Donald Trump es la más importante señal de este nuevo medioevo tecnológico, y sus émulos mentirosos, agresivos y soeces hacen fila en las cuatro esquinas del mundo para asumir las pequeñas cuotas de poder que les correspondan.
Rafael Cuevas Molina / Presidente AUNA-Costa Rica
La victoria inobjetable de Donald Trump en los Estados Unidos certifica lo que ya se viene manifestando desde hace unos años, el afianzamiento de la tendencia reaccionaria que rememora los tiempos previos al ascenso del Tercer Reich y de Benito Mussolini. Los años treinta, del siglo XX, años de frustración y furia, de creciente intolerancia y culto al irracionalismo -como ahora- cuando las redes sociales se llenan de insultos y linchamientos promovidos por jovencísimos promotores del odio y la intolerancia.

Conjunto de datos |

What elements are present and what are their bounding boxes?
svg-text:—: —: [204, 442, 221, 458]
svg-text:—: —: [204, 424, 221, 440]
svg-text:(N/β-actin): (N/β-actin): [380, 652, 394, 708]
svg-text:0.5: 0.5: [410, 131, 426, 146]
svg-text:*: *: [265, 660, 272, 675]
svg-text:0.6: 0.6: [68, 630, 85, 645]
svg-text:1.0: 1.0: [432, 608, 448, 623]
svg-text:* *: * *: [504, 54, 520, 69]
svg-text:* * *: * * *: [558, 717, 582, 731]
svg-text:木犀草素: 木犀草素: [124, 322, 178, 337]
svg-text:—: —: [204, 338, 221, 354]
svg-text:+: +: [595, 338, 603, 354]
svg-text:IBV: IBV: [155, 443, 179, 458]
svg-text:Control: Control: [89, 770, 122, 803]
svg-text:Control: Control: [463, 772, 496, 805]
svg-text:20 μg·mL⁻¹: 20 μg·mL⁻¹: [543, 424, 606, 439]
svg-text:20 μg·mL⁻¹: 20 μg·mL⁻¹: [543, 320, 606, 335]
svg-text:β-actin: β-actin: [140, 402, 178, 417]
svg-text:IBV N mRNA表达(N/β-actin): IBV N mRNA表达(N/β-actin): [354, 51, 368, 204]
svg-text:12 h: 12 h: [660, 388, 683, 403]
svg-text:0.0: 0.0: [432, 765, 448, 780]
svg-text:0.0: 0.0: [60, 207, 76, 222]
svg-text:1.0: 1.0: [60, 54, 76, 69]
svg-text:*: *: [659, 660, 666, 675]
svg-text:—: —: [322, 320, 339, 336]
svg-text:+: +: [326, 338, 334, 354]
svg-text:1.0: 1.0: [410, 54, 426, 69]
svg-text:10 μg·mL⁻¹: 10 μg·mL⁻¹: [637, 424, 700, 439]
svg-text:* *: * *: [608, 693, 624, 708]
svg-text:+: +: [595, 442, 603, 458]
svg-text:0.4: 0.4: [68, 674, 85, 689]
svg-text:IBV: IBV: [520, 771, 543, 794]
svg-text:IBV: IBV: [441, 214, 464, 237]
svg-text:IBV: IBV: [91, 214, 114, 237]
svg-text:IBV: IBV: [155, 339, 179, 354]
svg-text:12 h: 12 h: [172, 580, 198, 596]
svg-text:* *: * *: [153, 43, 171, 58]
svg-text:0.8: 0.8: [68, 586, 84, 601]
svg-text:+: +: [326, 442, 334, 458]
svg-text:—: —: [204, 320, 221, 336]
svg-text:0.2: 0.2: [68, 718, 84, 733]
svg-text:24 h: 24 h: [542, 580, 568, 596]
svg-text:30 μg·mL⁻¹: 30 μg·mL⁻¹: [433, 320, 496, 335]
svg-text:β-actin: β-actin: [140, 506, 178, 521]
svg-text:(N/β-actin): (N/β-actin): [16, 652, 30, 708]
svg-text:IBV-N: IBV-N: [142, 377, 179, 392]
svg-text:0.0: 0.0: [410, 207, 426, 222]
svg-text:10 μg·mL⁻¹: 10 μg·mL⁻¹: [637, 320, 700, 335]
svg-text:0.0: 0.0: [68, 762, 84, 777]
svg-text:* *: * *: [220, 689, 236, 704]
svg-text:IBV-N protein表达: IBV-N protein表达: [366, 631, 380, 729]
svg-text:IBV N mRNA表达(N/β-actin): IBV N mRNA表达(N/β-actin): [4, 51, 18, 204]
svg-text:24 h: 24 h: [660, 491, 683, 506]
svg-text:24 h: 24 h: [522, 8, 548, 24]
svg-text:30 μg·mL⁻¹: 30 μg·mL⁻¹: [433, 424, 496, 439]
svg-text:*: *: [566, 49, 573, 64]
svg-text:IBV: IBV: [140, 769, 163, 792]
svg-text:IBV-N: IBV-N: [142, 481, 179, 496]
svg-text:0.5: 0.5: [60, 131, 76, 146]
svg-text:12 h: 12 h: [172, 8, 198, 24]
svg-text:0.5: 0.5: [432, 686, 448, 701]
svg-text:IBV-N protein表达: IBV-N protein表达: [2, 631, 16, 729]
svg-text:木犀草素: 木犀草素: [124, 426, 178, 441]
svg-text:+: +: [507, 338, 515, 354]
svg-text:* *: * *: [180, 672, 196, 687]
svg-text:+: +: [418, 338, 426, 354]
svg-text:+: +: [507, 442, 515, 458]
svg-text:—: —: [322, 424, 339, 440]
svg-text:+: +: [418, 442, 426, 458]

Consigna | Reproduce sin cambios el pasaje del texto sobre la victoria de Trump que comienza con "Donald Trump es" y continúa hasta "y la intolerancia.".

Espacio de respuesta |
Donald Trump es la más importante señal de este nuevo medioevo tecnológico, y sus émulos mentirosos, agresivos y soeces hacen fila en las cuatro esquinas del mundo para asumir las pequeñas cuotas de poder que les correspondan.
Rafael Cuevas Molina / Presidente AUNA-Costa Rica
La victoria inobjetable de Donald Trump en los Estados Unidos certifica lo que ya se viene manifestando desde hace unos años, el afianzamiento de la tendencia reaccionaria que rememora los tiempos previos al ascenso del Tercer Reich y de Benito Mussolini. Los años treinta, del siglo XX, años de frustración y furia, de creciente intolerancia y culto al irracionalismo -como ahora- cuando las redes sociales se llenan de insultos y linchamientos promovidos por jovencísimos promotores del odio y la intolerancia.